(Collected data)
>>>>>

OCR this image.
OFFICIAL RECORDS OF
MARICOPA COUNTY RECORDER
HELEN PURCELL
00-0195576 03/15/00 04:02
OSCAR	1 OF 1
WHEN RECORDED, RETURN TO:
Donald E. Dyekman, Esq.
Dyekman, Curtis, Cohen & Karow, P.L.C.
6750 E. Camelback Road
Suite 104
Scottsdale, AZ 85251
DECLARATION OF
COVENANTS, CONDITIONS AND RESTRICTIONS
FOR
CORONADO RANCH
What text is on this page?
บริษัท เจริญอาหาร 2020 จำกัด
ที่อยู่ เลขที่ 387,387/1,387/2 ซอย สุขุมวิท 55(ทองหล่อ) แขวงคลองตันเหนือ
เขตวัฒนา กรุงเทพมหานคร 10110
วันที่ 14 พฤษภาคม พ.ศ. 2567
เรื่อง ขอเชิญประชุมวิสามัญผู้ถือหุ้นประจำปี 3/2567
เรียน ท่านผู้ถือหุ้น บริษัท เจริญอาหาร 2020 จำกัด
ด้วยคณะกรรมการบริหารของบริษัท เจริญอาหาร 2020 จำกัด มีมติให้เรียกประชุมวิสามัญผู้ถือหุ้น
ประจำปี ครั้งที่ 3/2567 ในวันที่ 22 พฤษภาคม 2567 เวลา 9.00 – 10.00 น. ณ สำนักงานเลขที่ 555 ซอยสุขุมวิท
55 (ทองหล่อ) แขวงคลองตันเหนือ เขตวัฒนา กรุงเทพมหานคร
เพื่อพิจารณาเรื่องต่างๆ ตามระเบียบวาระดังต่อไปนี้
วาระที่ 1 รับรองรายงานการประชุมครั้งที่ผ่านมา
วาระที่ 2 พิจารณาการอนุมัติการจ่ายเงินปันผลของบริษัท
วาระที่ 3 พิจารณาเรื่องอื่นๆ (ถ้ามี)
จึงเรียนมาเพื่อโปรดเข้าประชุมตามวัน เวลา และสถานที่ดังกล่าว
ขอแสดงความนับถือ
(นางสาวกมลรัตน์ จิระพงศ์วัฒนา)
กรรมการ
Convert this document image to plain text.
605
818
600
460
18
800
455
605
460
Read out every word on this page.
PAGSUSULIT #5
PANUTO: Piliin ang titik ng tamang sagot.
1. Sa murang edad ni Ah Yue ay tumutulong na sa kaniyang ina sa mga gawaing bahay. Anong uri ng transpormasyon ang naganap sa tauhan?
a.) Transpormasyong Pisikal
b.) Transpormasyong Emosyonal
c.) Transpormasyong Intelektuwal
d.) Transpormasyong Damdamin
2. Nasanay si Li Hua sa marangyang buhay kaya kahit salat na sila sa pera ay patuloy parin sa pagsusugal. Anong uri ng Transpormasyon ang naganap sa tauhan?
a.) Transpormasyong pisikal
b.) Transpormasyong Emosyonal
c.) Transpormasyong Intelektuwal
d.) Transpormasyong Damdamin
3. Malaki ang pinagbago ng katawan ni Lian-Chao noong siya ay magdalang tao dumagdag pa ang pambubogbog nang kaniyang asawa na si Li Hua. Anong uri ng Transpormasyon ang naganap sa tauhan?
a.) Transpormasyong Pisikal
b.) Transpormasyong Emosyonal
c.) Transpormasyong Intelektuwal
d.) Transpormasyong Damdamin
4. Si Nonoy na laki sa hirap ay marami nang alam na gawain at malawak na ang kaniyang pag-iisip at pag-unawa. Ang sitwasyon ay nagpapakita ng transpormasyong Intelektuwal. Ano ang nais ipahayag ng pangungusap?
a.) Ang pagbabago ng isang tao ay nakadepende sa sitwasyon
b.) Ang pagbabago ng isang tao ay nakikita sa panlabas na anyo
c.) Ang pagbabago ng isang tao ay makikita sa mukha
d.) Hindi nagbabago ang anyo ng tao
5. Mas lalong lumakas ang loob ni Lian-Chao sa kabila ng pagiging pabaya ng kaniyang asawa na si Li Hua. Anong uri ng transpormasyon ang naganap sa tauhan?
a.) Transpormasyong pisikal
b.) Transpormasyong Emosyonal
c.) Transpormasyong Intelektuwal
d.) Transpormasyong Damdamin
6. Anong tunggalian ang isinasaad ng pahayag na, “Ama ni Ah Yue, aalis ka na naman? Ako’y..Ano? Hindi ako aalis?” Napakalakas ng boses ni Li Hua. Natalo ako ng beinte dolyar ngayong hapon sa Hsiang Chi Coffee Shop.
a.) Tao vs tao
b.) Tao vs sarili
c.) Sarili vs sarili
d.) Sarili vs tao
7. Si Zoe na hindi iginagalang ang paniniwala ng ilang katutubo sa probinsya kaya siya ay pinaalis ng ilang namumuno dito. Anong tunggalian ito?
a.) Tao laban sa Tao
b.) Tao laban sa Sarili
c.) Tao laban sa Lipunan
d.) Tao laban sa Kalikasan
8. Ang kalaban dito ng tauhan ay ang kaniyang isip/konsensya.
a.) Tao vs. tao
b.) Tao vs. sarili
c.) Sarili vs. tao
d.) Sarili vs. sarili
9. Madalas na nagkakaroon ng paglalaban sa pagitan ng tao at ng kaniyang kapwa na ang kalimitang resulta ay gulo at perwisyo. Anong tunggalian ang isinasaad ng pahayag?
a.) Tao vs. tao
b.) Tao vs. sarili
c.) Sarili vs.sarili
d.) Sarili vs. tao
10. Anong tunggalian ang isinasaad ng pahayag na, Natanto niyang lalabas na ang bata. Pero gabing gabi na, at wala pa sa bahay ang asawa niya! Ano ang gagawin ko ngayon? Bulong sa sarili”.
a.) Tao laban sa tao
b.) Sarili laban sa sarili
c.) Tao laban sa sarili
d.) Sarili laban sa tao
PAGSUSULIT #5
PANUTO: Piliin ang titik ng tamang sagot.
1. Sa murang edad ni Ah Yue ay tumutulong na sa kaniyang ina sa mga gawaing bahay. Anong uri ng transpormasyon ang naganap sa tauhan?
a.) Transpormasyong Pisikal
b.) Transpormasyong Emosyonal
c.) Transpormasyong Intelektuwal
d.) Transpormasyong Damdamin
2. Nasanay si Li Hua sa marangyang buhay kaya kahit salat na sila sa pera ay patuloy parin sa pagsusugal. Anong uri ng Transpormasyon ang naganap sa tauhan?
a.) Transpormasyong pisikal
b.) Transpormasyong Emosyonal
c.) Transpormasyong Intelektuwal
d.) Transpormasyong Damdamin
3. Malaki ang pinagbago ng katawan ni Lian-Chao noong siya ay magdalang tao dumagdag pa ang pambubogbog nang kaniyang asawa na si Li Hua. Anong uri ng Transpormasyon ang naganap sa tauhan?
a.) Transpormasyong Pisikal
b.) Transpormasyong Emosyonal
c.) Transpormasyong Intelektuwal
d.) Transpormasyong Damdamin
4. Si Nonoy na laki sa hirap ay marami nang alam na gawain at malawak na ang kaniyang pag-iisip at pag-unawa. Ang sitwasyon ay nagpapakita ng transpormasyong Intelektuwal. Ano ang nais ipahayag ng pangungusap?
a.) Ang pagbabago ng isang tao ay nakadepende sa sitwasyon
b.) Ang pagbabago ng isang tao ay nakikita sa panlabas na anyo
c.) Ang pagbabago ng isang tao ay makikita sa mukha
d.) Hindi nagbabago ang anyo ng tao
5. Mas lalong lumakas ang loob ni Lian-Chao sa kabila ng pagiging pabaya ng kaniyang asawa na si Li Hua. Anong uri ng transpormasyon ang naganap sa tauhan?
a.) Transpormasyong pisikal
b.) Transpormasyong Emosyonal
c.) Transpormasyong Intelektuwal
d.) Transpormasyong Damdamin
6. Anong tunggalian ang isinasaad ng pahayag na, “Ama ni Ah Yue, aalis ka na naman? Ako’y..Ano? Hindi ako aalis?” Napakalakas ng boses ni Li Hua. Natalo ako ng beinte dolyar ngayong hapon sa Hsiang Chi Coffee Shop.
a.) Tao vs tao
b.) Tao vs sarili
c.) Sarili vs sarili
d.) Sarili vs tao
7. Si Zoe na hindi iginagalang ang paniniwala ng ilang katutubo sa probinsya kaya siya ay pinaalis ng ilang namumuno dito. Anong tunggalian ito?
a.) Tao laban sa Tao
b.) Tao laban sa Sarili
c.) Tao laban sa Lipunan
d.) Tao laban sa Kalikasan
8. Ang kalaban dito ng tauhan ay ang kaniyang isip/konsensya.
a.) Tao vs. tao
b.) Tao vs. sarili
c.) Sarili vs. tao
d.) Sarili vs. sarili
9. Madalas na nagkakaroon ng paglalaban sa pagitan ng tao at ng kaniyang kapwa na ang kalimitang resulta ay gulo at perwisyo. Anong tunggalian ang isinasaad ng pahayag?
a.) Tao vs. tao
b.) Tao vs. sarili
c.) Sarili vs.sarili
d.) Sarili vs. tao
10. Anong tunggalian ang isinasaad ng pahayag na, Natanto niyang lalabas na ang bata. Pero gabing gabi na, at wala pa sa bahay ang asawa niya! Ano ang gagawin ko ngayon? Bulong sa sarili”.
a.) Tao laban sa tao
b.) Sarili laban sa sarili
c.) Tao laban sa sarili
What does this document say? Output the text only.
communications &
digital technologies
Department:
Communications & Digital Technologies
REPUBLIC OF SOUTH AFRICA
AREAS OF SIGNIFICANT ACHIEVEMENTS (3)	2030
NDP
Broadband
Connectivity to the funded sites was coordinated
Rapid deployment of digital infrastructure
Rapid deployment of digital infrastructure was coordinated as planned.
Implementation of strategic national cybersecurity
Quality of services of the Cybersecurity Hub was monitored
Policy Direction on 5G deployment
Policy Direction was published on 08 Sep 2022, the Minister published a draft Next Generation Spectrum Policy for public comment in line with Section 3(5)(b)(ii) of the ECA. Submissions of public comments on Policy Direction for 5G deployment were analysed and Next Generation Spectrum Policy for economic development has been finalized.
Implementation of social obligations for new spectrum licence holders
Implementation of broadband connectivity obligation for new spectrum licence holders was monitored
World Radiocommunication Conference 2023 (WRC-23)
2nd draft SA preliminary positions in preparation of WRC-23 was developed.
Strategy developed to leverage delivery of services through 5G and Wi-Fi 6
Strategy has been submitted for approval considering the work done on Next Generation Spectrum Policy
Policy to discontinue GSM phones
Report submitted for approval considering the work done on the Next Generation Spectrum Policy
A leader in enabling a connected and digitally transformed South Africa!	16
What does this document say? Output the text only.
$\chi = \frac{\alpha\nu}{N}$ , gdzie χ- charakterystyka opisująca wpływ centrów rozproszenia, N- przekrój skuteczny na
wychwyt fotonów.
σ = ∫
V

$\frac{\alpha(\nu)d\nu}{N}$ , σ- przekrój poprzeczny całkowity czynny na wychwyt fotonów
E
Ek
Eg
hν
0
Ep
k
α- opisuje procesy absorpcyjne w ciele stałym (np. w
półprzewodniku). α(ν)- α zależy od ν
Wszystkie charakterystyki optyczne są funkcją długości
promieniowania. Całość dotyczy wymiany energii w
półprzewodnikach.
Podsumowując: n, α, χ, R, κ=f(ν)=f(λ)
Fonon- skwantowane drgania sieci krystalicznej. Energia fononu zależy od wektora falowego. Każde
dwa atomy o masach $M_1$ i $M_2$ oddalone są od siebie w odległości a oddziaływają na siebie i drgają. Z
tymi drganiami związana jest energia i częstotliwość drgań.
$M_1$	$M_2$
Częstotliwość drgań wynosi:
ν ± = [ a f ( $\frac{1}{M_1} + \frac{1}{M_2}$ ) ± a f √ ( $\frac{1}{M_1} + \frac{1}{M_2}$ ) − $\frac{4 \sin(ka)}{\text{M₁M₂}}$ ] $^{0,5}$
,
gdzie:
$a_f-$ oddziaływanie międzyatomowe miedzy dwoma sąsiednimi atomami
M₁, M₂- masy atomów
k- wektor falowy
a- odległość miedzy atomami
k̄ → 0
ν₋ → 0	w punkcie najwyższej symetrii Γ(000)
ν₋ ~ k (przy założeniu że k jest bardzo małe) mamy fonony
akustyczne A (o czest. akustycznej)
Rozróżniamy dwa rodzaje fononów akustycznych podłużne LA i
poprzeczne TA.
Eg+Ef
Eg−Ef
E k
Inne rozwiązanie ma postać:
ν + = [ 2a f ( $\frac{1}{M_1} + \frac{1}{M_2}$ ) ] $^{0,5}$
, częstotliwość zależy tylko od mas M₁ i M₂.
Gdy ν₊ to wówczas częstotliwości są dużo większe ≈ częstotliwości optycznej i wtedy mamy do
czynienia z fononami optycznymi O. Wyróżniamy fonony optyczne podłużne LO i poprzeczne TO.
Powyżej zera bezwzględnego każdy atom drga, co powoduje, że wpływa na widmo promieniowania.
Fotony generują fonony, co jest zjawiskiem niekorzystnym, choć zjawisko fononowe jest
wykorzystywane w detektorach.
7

<<<<<

### Task goal
List every line from the entries above in which "alpha" appears.

### Output of the task
$\chi = \frac{\alpha\nu}{N}$ , gdzie χ- charakterystyka opisująca wpływ centrów rozproszenia, N- przekrój skuteczny na
$\frac{\alpha(\nu)d\nu}{N}$ , σ- przekrój poprzeczny całkowity czynny na wychwyt fotonów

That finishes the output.